[SHORT PROBLEM]: Report, word for word, every line of the material that contains "Southwest".

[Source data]
=====
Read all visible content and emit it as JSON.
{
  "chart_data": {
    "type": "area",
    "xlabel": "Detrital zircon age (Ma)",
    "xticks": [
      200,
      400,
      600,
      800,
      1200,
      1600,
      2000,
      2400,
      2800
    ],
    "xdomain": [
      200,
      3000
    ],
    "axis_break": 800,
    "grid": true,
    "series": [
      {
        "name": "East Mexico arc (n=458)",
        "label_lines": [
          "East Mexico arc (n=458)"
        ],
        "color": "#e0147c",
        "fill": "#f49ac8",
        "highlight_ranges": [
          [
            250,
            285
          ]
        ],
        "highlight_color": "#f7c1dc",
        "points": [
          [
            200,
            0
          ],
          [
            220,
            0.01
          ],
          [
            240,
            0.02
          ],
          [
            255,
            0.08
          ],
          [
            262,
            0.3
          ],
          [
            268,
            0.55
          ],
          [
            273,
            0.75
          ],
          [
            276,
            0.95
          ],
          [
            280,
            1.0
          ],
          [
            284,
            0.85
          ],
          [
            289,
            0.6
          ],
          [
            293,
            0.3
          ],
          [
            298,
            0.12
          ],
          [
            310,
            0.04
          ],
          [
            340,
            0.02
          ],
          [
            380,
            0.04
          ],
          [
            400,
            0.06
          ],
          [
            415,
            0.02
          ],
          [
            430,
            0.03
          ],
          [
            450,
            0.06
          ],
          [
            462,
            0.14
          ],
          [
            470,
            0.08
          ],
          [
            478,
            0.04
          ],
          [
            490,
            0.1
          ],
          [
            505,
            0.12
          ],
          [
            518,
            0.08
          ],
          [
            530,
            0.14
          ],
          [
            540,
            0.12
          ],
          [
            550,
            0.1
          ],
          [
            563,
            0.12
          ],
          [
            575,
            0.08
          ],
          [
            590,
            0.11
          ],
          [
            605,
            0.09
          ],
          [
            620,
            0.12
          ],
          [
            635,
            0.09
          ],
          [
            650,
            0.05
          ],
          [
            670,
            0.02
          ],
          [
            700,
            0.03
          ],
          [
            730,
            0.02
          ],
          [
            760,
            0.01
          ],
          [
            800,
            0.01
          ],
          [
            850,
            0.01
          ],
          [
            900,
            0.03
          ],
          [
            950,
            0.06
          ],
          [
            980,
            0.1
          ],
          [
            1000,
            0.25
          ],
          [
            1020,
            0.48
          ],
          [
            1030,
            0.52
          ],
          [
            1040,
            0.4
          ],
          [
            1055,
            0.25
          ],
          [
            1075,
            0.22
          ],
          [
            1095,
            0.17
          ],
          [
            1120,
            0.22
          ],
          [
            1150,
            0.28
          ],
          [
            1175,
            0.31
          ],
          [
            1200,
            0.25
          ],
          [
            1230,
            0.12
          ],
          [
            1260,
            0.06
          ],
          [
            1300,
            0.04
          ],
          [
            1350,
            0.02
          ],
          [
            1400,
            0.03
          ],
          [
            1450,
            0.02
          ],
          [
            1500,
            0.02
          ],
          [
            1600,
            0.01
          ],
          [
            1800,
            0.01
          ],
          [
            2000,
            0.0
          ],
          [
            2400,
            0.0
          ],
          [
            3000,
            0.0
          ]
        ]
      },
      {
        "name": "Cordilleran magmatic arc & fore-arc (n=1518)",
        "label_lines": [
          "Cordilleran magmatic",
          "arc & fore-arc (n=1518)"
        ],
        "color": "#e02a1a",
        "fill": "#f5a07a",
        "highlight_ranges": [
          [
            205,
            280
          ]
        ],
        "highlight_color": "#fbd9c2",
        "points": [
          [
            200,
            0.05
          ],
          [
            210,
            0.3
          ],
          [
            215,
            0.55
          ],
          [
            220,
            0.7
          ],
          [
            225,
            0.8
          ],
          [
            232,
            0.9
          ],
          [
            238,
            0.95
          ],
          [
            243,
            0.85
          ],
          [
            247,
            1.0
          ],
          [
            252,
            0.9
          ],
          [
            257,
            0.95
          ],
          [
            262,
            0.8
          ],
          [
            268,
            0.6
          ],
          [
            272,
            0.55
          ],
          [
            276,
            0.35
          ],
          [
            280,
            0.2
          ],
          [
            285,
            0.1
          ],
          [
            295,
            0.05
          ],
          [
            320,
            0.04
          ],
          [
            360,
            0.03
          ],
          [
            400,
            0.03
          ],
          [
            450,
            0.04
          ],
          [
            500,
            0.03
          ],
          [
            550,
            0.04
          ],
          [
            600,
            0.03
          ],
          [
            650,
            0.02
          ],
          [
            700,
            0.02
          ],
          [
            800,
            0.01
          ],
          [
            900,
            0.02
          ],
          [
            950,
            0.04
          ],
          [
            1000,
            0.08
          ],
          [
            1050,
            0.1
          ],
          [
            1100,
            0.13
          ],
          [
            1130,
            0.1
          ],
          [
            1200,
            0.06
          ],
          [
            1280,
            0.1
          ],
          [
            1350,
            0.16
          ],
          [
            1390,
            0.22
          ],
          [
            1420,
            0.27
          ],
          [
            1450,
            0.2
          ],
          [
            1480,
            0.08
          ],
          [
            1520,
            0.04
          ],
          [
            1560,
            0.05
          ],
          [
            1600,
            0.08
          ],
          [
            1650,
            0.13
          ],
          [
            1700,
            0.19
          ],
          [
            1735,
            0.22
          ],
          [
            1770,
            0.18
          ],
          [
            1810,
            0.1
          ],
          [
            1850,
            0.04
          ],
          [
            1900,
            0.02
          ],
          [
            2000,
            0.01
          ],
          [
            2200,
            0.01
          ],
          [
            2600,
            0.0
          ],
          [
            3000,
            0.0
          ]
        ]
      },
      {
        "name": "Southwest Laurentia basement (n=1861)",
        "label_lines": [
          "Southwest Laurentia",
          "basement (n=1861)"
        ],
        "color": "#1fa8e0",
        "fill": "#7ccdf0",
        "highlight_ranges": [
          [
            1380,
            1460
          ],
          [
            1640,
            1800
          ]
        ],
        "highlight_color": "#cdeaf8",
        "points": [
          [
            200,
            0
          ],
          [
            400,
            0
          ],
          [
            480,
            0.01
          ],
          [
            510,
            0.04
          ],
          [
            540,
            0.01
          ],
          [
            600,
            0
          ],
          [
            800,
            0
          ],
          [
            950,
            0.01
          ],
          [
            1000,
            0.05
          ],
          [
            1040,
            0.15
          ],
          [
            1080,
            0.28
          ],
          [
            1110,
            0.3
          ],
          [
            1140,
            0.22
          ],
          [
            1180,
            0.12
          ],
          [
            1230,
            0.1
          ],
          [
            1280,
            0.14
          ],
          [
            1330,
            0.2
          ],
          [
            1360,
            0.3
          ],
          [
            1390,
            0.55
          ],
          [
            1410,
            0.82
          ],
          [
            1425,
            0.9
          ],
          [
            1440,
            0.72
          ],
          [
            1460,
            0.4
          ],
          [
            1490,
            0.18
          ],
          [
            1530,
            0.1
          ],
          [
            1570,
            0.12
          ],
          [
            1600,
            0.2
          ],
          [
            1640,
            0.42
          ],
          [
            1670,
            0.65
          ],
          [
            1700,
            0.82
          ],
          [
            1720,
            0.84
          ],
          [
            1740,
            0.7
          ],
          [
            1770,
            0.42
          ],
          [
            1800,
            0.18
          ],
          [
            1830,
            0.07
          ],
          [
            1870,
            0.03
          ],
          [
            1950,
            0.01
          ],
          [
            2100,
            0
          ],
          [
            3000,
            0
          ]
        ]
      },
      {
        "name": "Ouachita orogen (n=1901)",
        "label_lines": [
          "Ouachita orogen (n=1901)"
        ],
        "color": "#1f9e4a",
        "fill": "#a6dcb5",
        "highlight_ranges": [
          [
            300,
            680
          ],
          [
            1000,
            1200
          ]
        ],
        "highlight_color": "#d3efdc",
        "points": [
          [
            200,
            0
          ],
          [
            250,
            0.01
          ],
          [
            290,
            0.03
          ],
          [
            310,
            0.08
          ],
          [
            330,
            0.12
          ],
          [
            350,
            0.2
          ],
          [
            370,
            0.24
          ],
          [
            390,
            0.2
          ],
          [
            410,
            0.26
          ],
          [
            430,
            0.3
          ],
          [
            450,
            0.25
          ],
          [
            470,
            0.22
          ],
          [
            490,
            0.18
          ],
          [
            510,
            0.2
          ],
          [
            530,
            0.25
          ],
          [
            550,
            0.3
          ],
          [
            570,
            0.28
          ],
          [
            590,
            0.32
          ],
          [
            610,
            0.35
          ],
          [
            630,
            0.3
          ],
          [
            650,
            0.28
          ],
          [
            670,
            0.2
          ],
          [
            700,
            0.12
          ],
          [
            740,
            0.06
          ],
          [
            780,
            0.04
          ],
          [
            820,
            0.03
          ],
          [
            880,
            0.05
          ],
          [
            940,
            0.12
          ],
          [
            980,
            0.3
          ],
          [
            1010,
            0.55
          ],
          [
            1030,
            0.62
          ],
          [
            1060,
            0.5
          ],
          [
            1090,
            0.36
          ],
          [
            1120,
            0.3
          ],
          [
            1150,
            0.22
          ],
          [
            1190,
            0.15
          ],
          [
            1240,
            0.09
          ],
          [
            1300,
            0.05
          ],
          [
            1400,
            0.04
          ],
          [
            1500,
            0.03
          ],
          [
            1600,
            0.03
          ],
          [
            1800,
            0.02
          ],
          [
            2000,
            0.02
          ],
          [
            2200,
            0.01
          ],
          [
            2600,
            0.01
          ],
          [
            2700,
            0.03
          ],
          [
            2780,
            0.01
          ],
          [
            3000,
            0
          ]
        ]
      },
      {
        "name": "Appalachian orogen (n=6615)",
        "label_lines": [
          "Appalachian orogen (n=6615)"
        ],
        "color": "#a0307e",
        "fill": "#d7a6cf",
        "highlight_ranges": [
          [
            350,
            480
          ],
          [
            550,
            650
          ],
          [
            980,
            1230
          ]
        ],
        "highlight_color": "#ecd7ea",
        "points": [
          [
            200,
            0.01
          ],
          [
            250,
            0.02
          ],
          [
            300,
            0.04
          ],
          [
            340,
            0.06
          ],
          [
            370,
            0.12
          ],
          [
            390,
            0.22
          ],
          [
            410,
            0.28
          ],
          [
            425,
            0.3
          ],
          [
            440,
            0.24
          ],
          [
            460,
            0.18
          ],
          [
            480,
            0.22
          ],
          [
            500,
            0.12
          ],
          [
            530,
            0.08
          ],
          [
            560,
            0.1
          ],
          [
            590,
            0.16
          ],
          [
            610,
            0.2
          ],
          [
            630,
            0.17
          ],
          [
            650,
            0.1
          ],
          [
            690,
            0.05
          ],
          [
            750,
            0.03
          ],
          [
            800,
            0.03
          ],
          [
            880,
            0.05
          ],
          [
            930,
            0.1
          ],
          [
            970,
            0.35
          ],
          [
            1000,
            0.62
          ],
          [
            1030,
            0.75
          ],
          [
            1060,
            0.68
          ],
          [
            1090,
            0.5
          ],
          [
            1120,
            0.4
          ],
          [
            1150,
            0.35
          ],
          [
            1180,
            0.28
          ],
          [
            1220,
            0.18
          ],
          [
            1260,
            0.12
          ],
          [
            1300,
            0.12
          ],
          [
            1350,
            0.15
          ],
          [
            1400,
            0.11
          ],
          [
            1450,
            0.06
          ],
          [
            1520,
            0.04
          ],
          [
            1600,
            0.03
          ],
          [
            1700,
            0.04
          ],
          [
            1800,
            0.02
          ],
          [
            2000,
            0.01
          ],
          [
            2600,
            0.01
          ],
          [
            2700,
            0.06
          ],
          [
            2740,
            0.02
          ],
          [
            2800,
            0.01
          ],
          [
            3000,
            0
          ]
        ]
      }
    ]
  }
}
=====
[FINISHED EXERCISE]:
        "name": "Southwest Laurentia basement (n=1861)",
          "Southwest Laurentia",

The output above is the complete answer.